__Problem description__: List each line of the data that holds the string "Education", please.

__Source material__:

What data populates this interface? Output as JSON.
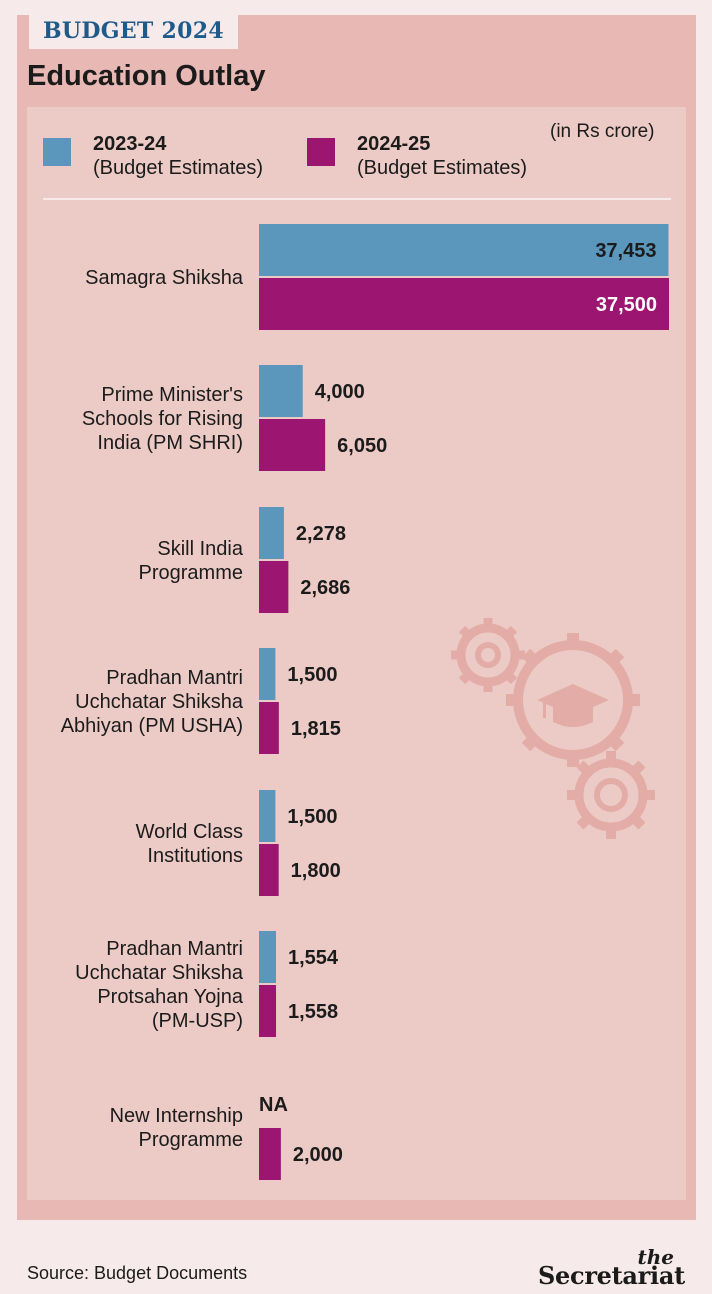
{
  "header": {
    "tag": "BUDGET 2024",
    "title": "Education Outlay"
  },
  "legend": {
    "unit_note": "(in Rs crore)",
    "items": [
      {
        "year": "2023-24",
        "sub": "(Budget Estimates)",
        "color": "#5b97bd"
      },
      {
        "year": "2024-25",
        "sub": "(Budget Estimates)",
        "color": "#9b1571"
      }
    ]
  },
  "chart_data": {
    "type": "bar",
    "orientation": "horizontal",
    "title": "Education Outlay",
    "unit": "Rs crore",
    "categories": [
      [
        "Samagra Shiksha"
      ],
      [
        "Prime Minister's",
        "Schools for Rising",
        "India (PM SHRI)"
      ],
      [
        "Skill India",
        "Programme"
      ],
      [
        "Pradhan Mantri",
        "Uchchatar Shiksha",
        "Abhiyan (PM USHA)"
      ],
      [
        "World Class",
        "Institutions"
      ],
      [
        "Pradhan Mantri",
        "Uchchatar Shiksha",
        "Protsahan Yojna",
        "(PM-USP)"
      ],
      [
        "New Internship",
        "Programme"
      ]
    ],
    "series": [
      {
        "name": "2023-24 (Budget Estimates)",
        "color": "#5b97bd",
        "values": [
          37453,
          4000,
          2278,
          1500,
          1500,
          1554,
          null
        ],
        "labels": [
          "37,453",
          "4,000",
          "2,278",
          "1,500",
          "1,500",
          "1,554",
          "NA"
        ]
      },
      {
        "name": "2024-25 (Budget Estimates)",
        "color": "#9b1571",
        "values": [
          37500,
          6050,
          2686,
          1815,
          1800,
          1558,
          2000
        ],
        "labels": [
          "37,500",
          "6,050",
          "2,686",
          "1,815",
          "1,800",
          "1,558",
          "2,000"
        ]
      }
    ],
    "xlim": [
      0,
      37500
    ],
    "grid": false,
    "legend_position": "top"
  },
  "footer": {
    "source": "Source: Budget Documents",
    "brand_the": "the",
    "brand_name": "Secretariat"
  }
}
--
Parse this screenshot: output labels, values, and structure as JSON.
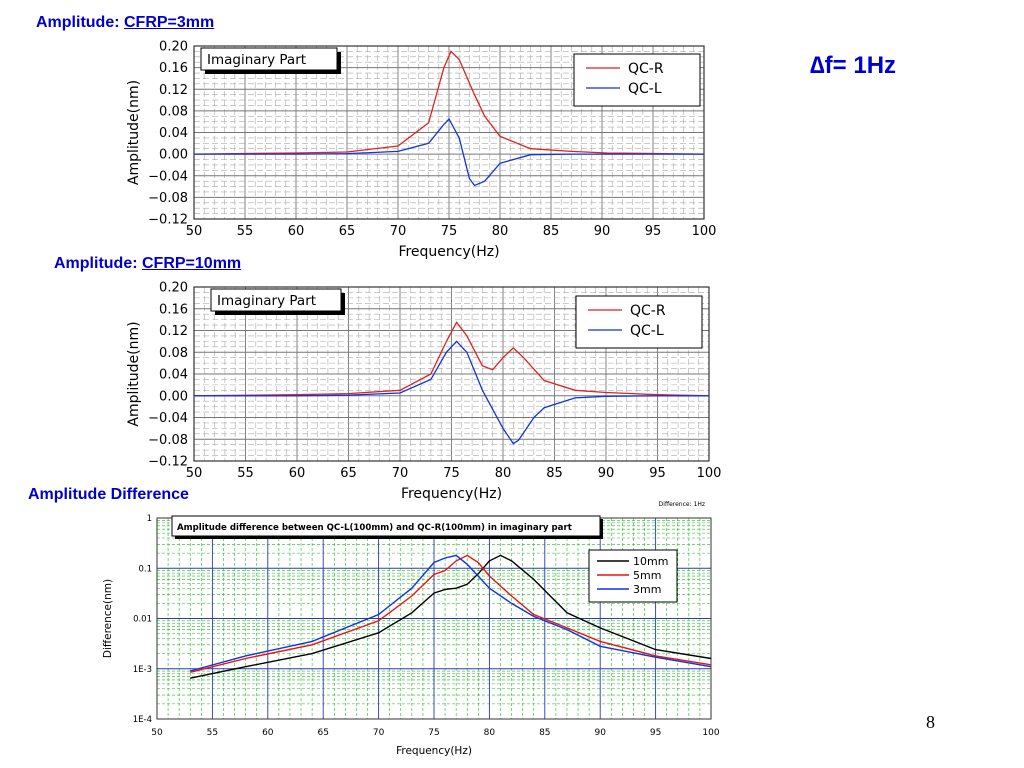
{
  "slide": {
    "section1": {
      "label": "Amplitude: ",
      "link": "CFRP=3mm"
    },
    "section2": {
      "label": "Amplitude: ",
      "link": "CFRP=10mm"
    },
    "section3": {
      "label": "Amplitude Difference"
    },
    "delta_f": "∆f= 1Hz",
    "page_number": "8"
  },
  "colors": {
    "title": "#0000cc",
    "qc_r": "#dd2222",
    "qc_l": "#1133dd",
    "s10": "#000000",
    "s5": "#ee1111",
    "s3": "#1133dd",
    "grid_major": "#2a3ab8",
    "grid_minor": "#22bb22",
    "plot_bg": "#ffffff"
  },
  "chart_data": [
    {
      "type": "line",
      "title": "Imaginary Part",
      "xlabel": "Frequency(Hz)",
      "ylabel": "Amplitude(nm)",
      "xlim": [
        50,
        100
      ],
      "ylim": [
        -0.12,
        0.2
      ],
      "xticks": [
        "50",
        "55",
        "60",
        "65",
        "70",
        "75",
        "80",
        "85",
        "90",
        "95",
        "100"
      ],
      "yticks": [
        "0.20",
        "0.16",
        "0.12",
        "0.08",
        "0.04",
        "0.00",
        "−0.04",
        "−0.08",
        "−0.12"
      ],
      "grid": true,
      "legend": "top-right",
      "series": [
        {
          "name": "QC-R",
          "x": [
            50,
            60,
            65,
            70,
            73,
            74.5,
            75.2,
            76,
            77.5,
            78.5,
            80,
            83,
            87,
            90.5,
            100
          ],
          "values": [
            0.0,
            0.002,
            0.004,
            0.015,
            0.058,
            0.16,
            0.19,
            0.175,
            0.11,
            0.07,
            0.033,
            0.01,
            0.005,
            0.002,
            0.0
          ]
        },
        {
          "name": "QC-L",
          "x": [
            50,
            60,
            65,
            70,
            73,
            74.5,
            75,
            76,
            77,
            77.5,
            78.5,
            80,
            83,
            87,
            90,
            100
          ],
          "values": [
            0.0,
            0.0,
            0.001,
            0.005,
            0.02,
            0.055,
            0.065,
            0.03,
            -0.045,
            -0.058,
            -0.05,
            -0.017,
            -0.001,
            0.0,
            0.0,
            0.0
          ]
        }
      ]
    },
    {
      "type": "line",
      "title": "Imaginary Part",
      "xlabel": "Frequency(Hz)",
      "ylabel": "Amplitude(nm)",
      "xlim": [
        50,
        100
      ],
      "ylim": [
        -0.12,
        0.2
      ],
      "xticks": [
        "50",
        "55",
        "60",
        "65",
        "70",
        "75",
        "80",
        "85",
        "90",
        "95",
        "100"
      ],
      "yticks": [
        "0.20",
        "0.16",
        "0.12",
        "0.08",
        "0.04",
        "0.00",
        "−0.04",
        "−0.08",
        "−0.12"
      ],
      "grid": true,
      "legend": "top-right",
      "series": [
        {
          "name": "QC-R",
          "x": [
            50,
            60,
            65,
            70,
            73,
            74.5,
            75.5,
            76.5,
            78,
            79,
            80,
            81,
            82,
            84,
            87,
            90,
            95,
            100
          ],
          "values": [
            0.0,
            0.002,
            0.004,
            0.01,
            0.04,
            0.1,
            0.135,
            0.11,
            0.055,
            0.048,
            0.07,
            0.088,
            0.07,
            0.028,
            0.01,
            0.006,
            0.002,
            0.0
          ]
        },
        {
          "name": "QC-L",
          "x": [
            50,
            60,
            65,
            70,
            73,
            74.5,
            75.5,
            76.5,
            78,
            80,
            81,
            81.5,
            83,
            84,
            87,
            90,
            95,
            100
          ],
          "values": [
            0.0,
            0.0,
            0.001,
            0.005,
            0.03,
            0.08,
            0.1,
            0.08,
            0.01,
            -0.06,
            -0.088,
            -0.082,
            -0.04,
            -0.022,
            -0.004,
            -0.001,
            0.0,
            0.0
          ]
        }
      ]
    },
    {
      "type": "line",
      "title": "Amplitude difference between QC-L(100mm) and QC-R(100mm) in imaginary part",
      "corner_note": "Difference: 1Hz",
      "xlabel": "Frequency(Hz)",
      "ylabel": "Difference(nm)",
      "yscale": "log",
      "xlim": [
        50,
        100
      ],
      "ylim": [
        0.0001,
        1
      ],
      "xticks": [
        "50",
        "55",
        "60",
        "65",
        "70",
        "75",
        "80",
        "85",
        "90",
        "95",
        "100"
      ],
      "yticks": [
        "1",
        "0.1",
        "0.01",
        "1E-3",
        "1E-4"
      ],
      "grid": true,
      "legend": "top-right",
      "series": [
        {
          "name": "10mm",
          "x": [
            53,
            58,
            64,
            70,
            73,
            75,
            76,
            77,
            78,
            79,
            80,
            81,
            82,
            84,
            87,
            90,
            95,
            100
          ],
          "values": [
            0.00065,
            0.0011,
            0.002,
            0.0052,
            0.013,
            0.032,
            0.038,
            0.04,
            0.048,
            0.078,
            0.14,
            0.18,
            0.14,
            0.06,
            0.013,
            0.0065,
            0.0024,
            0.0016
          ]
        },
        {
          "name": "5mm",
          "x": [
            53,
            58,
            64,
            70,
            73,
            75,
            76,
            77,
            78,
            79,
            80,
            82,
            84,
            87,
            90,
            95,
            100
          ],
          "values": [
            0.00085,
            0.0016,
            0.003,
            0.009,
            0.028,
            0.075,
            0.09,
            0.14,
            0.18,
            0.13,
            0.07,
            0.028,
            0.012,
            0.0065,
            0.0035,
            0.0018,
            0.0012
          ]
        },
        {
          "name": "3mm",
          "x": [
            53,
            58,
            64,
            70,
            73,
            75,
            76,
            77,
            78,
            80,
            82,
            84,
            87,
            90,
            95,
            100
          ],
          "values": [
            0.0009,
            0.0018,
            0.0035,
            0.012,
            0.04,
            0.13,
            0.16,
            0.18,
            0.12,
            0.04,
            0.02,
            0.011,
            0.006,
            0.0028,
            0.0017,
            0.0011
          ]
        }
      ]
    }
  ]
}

__Exercise answer__:
    "title": "Education Outlay"
    "title": "Education Outlay",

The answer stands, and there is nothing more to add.